(Exercise prompt) Gather every line that includes the word "Concluir", please.

[start of Source data]

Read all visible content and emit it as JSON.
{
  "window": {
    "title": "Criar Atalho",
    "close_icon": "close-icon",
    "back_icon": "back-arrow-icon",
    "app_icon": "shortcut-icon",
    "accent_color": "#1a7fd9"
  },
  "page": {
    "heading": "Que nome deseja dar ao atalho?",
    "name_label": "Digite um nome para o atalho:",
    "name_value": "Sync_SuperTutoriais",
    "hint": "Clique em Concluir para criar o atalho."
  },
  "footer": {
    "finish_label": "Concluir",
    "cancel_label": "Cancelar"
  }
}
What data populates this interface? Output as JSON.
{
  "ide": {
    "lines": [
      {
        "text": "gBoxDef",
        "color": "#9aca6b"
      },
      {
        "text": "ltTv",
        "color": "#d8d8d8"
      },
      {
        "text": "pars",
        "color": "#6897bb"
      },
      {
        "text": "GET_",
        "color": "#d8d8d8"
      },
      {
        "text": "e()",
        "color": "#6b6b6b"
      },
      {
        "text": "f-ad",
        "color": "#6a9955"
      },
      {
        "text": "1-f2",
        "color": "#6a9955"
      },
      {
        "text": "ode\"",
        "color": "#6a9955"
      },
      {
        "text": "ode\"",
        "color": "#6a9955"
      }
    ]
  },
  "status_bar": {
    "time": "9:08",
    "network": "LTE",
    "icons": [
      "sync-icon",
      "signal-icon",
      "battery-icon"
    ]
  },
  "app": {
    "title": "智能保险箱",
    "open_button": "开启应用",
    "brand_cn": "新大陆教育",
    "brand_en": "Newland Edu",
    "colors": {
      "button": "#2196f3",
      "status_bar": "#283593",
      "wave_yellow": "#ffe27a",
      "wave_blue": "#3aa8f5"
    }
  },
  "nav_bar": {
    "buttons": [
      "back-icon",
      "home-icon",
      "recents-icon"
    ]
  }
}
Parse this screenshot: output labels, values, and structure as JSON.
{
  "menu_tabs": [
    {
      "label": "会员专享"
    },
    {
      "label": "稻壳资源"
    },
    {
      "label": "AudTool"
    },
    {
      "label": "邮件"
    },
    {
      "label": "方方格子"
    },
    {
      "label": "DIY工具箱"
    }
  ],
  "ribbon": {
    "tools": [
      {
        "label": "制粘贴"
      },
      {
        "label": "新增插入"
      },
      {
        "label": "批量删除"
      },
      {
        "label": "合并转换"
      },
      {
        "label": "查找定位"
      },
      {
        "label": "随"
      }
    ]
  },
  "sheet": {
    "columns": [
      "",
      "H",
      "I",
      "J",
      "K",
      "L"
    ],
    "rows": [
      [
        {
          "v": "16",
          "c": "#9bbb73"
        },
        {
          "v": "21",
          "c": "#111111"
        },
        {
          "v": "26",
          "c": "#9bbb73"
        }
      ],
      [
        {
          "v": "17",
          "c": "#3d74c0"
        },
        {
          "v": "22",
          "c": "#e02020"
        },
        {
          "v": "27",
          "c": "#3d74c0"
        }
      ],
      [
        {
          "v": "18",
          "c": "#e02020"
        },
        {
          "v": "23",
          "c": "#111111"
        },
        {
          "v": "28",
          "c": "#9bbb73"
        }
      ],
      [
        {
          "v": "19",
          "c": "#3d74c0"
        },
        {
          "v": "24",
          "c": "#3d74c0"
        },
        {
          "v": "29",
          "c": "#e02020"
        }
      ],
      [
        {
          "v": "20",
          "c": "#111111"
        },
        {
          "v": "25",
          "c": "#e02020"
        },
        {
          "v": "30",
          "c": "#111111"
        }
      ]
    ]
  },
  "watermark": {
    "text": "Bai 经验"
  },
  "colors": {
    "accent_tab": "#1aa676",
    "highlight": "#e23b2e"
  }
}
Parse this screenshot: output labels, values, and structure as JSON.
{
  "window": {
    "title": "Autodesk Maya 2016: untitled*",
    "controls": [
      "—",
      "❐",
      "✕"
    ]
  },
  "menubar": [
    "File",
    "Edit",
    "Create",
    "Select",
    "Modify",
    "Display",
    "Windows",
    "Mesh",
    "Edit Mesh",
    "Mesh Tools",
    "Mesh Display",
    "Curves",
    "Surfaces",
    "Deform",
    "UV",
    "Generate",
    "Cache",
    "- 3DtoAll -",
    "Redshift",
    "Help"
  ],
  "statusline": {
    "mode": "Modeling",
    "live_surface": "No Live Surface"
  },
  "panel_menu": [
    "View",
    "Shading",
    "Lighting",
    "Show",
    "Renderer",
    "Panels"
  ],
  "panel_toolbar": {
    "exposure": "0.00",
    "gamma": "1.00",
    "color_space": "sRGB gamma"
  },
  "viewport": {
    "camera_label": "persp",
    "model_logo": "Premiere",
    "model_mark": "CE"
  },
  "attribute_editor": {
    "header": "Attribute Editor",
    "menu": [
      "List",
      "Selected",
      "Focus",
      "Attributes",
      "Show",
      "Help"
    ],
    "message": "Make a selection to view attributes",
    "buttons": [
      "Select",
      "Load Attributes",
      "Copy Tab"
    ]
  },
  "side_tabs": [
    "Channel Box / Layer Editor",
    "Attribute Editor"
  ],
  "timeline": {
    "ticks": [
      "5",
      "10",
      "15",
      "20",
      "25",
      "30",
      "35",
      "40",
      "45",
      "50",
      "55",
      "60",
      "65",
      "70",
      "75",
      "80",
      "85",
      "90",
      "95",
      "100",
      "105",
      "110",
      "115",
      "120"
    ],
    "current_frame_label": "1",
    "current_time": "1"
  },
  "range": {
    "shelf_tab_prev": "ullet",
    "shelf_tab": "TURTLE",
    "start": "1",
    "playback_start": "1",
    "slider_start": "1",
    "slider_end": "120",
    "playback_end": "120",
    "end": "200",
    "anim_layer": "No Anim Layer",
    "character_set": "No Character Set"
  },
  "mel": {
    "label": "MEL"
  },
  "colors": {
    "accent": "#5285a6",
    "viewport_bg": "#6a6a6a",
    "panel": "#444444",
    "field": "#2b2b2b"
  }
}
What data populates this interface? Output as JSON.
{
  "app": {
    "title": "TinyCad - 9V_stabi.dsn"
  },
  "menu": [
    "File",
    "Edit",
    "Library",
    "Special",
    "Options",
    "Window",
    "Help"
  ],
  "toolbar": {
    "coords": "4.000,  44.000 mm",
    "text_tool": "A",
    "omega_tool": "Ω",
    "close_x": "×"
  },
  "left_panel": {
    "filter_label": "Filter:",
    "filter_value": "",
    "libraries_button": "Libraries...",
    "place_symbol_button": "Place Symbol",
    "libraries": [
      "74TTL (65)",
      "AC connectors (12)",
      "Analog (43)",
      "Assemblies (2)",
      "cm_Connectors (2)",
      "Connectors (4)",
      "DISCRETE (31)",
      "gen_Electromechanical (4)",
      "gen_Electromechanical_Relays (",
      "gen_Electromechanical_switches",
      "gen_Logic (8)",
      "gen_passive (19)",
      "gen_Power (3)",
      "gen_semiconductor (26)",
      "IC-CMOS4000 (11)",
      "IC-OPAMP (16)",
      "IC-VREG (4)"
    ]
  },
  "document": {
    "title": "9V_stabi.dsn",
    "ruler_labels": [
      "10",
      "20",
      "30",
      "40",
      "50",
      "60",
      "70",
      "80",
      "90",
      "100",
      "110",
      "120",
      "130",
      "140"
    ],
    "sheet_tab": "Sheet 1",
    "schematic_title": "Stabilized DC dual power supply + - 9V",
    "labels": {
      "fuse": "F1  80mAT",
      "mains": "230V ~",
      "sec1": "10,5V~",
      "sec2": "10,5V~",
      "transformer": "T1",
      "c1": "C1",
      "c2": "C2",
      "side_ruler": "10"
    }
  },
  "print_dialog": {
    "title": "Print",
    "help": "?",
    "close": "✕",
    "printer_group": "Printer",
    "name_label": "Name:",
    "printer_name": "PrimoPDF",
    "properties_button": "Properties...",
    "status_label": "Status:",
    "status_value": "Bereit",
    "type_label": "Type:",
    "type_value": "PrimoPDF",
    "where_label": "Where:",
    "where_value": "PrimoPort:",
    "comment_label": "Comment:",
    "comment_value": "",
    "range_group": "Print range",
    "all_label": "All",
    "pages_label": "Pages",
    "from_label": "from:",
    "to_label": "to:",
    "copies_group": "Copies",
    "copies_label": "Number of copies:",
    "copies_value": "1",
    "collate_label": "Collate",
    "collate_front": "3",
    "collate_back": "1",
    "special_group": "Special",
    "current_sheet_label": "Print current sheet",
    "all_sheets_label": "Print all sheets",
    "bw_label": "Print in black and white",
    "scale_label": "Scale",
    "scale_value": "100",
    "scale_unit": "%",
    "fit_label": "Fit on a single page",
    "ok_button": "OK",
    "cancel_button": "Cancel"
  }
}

[end of Source data]

(Exercise response)
    "hint": "Clique em Concluir para criar o atalho."
    "finish_label": "Concluir",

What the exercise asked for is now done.